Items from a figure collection
• • • •
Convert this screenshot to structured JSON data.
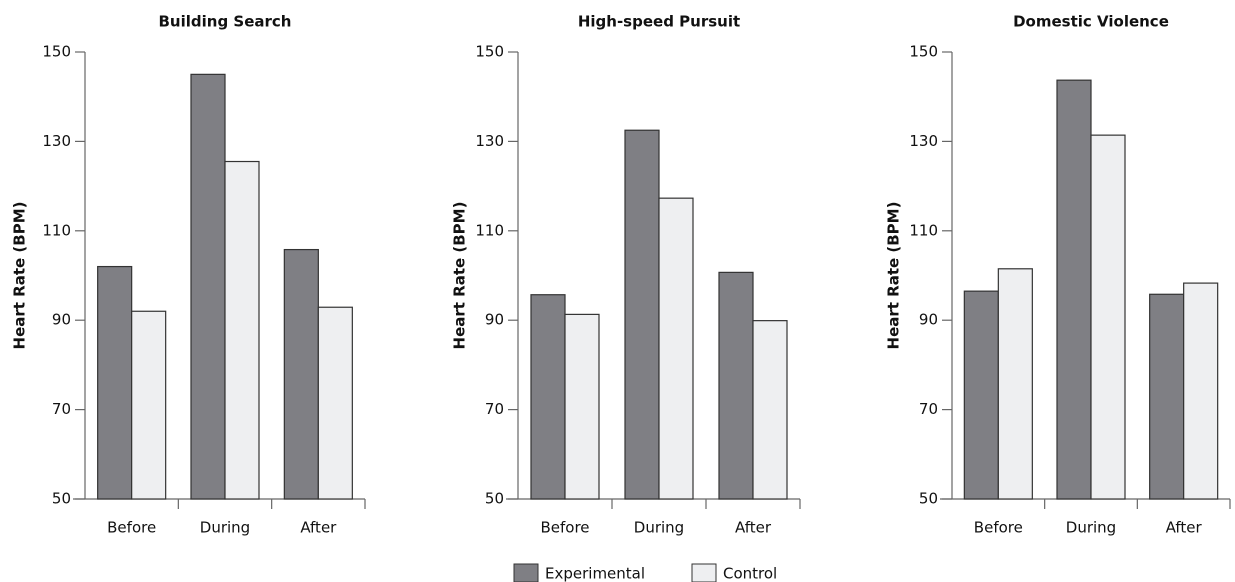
{
  "chart_data": [
    {
      "type": "bar",
      "title": "Building Search",
      "y_label": "Heart Rate (BPM)",
      "categories": [
        "Before",
        "During",
        "After"
      ],
      "series": [
        {
          "name": "Experimental",
          "color": "#7f7f84",
          "values": [
            102,
            145,
            105.8
          ]
        },
        {
          "name": "Control",
          "color": "#eeeff1",
          "values": [
            92,
            125.5,
            92.9
          ]
        }
      ],
      "ylim": [
        50,
        150
      ],
      "yticks": [
        50,
        70,
        90,
        110,
        130,
        150
      ]
    },
    {
      "type": "bar",
      "title": "High-speed Pursuit",
      "y_label": "Heart Rate (BPM)",
      "categories": [
        "Before",
        "During",
        "After"
      ],
      "series": [
        {
          "color": "#7f7f84",
          "values": [
            95.7,
            132.5,
            100.7
          ]
        },
        {
          "color": "#eeeff1",
          "values": [
            91.3,
            117.3,
            89.9
          ]
        }
      ],
      "ylim": [
        50,
        150
      ],
      "yticks": [
        50,
        70,
        90,
        110,
        130,
        150
      ]
    },
    {
      "type": "bar",
      "title": "Domestic Violence",
      "y_label": "Heart Rate (BPM)",
      "categories": [
        "Before",
        "During",
        "After"
      ],
      "series": [
        {
          "color": "#7f7f84",
          "values": [
            96.5,
            143.7,
            95.8
          ]
        },
        {
          "color": "#eeeff1",
          "values": [
            101.5,
            131.4,
            98.3
          ]
        }
      ],
      "ylim": [
        50,
        150
      ],
      "yticks": [
        50,
        70,
        90,
        110,
        130,
        150
      ]
    }
  ]
}
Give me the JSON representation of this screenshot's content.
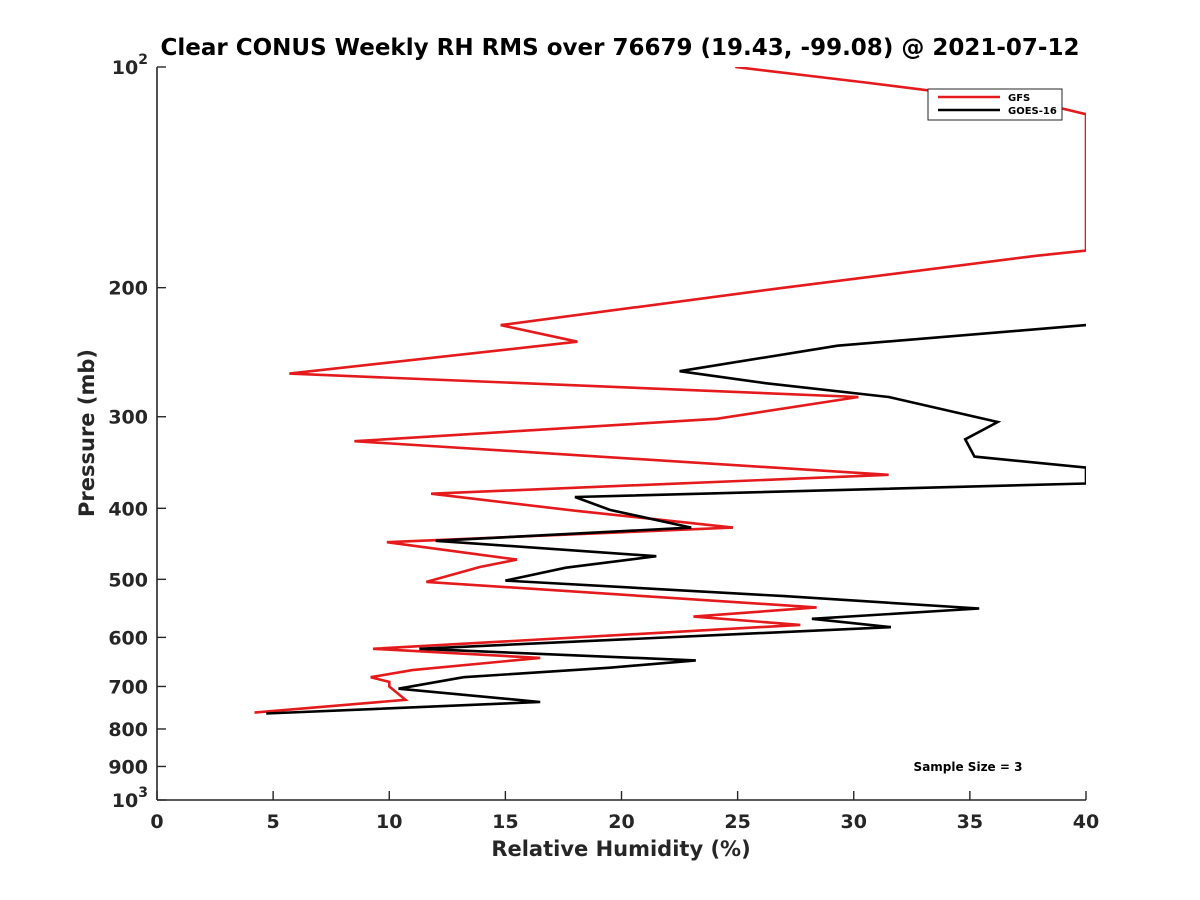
• • • •
## Problem to work on:
Find each line with the string "this" and copy it out.

## Exercise solution:
Convert this screenshot to structured JSON data.
Give me the JSON representation of this screenshot's content.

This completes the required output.